__Problem statement__. Below are some records; return each one exactly.

═══ Data records

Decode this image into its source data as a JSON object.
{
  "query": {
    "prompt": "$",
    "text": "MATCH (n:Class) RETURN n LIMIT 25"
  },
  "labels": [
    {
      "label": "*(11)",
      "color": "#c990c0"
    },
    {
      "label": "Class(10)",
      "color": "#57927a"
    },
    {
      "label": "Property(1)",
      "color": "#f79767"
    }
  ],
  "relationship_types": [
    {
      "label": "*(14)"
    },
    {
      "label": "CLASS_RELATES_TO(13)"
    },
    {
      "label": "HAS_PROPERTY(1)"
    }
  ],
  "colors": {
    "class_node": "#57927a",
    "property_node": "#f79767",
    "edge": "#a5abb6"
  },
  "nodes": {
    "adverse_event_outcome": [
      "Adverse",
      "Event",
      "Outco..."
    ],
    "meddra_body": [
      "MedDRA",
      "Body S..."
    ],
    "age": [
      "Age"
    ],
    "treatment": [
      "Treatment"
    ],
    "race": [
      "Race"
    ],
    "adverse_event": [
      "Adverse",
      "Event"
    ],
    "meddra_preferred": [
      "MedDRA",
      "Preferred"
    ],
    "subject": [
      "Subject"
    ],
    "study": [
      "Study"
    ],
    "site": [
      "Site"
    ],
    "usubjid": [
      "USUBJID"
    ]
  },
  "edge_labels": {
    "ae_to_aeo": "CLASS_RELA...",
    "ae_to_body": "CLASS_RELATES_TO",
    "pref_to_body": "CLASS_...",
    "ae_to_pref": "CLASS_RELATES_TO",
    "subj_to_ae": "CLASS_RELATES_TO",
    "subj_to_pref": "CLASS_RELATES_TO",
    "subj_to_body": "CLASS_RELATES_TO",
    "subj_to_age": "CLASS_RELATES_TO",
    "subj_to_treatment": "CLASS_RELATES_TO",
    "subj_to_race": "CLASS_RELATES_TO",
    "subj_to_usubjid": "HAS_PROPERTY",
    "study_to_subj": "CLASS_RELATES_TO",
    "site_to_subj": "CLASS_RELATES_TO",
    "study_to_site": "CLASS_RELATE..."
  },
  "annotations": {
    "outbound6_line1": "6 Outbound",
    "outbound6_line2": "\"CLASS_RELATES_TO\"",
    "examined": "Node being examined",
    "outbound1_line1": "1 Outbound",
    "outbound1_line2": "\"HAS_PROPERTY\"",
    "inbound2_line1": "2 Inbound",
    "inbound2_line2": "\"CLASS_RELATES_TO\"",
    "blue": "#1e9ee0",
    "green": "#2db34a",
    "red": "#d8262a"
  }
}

══════

__Final answer__.
Decode this image into its source data as a JSON object.
{
  "query": {
    "prompt": "$",
    "text": "MATCH (n:Class) RETURN n LIMIT 25"
  },
  "labels": [
    {
      "label": "*(11)",
      "color": "#c990c0"
    },
    {
      "label": "Class(10)",
      "color": "#57927a"
    },
    {
      "label": "Property(1)",
      "color": "#f79767"
    }
  ],
  "relationship_types": [
    {
      "label": "*(14)"
    },
    {
      "label": "CLASS_RELATES_TO(13)"
    },
    {
      "label": "HAS_PROPERTY(1)"
    }
  ],
  "colors": {
    "class_node": "#57927a",
    "property_node": "#f79767",
    "edge": "#a5abb6"
  },
  "nodes": {
    "adverse_event_outcome": [
      "Adverse",
      "Event",
      "Outco..."
    ],
    "meddra_body": [
      "MedDRA",
      "Body S..."
    ],
    "age": [
      "Age"
    ],
    "treatment": [
      "Treatment"
    ],
    "race": [
      "Race"
    ],
    "adverse_event": [
      "Adverse",
      "Event"
    ],
    "meddra_preferred": [
      "MedDRA",
      "Preferred"
    ],
    "subject": [
      "Subject"
    ],
    "study": [
      "Study"
    ],
    "site": [
      "Site"
    ],
    "usubjid": [
      "USUBJID"
    ]
  },
  "edge_labels": {
    "ae_to_aeo": "CLASS_RELA...",
    "ae_to_body": "CLASS_RELATES_TO",
    "pref_to_body": "CLASS_...",
    "ae_to_pref": "CLASS_RELATES_TO",
    "subj_to_ae": "CLASS_RELATES_TO",
    "subj_to_pref": "CLASS_RELATES_TO",
    "subj_to_body": "CLASS_RELATES_TO",
    "subj_to_age": "CLASS_RELATES_TO",
    "subj_to_treatment": "CLASS_RELATES_TO",
    "subj_to_race": "CLASS_RELATES_TO",
    "subj_to_usubjid": "HAS_PROPERTY",
    "study_to_subj": "CLASS_RELATES_TO",
    "site_to_subj": "CLASS_RELATES_TO",
    "study_to_site": "CLASS_RELATE..."
  },
  "annotations": {
    "outbound6_line1": "6 Outbound",
    "outbound6_line2": "\"CLASS_RELATES_TO\"",
    "examined": "Node being examined",
    "outbound1_line1": "1 Outbound",
    "outbound1_line2": "\"HAS_PROPERTY\"",
    "inbound2_line1": "2 Inbound",
    "inbound2_line2": "\"CLASS_RELATES_TO\"",
    "blue": "#1e9ee0",
    "green": "#2db34a",
    "red": "#d8262a"
  }
}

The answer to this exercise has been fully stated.